Without the pictures, return each record as it appears.

Collected data entries
------------------------------

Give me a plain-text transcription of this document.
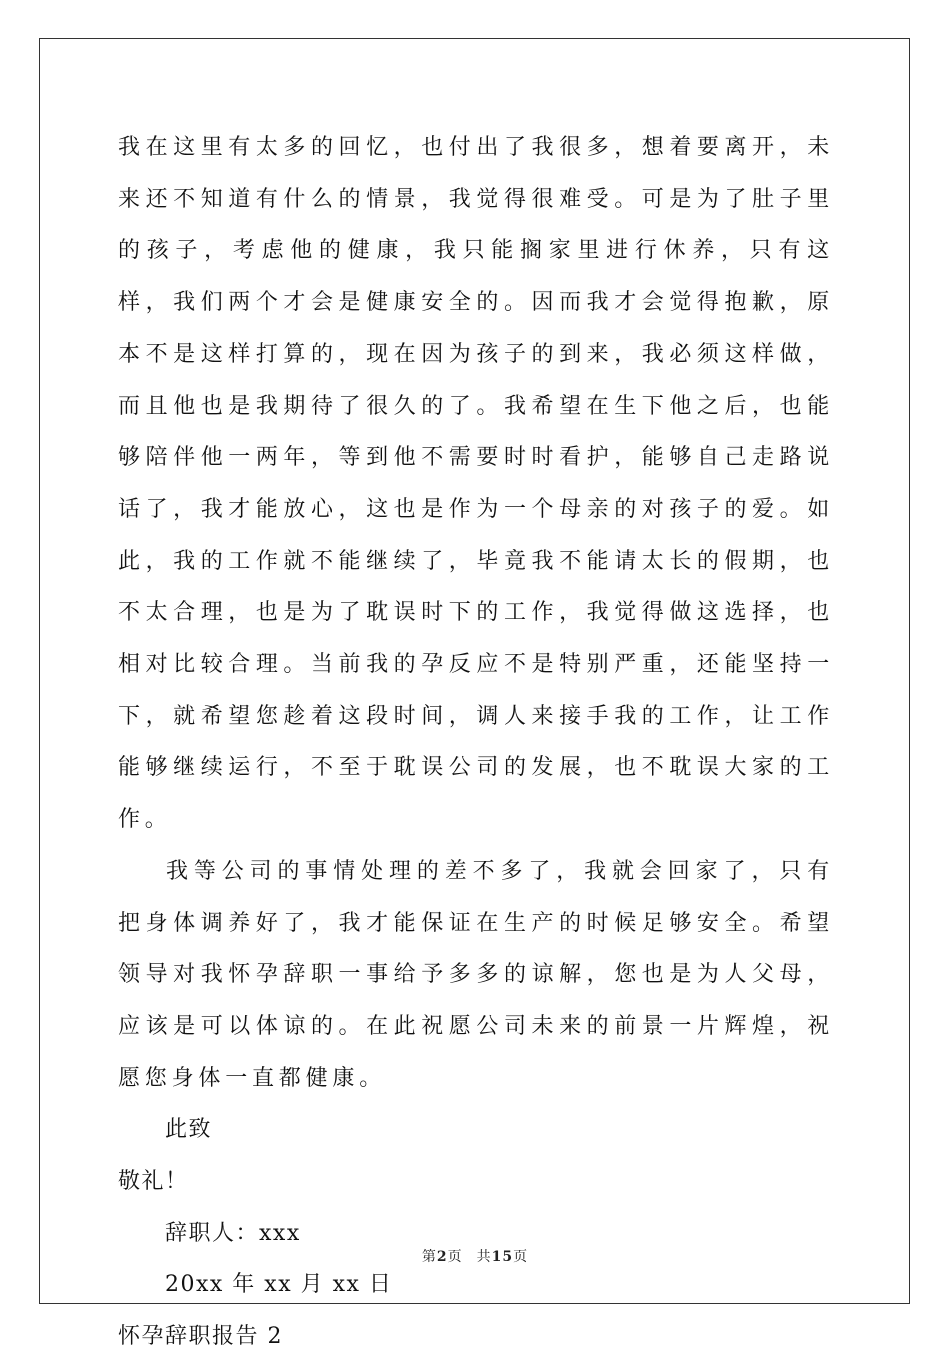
我在这里有太多的回忆，也付出了我很多，想着要离开，未来还不知道有什么的情景，我觉得很难受。可是为了肚子里的孩子，考虑他的健康，我只能搁家里进行休养，只有这样，我们两个才会是健康安全的。因而我才会觉得抱歉，原本不是这样打算的，现在因为孩子的到来，我必须这样做，而且他也是我期待了很久的了。我希望在生下他之后，也能够陪伴他一两年，等到他不需要时时看护，能够自己走路说话了，我才能放心，这也是作为一个母亲的对孩子的爱。如此，我的工作就不能继续了，毕竟我不能请太长的假期，也不太合理，也是为了耽误时下的工作，我觉得做这选择，也相对比较合理。当前我的孕反应不是特别严重，还能坚持一下，就希望您趁着这段时间，调人来接手我的工作，让工作能够继续运行，不至于耽误公司的发展，也不耽误大家的工作。

我等公司的事情处理的差不多了，我就会回家了，只有把身体调养好了，我才能保证在生产的时候足够安全。希望领导对我怀孕辞职一事给予多多的谅解，您也是为人父母，应该是可以体谅的。在此祝愿公司未来的前景一片辉煌，祝愿您身体一直都健康。

此致

敬礼！

辞职人：xxx

20xx 年 xx 月 xx 日

怀孕辞职报告 2

第2页 共15页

------------------------------

• [RESULT]:
Give me a plain-text transcription of this document.
我在这里有太多的回忆，也付出了我很多，想着要离开，未来还不知道有什么的情景，我觉得很难受。可是为了肚子里的孩子，考虑他的健康，我只能搁家里进行休养，只有这样，我们两个才会是健康安全的。因而我才会觉得抱歉，原本不是这样打算的，现在因为孩子的到来，我必须这样做，而且他也是我期待了很久的了。我希望在生下他之后，也能够陪伴他一两年，等到他不需要时时看护，能够自己走路说话了，我才能放心，这也是作为一个母亲的对孩子的爱。如此，我的工作就不能继续了，毕竟我不能请太长的假期，也不太合理，也是为了耽误时下的工作，我觉得做这选择，也相对比较合理。当前我的孕反应不是特别严重，还能坚持一下，就希望您趁着这段时间，调人来接手我的工作，让工作能够继续运行，不至于耽误公司的发展，也不耽误大家的工作。

我等公司的事情处理的差不多了，我就会回家了，只有把身体调养好了，我才能保证在生产的时候足够安全。希望领导对我怀孕辞职一事给予多多的谅解，您也是为人父母，应该是可以体谅的。在此祝愿公司未来的前景一片辉煌，祝愿您身体一直都健康。

此致

敬礼！

辞职人：xxx

20xx 年 xx 月 xx 日

怀孕辞职报告 2

第2页 共15页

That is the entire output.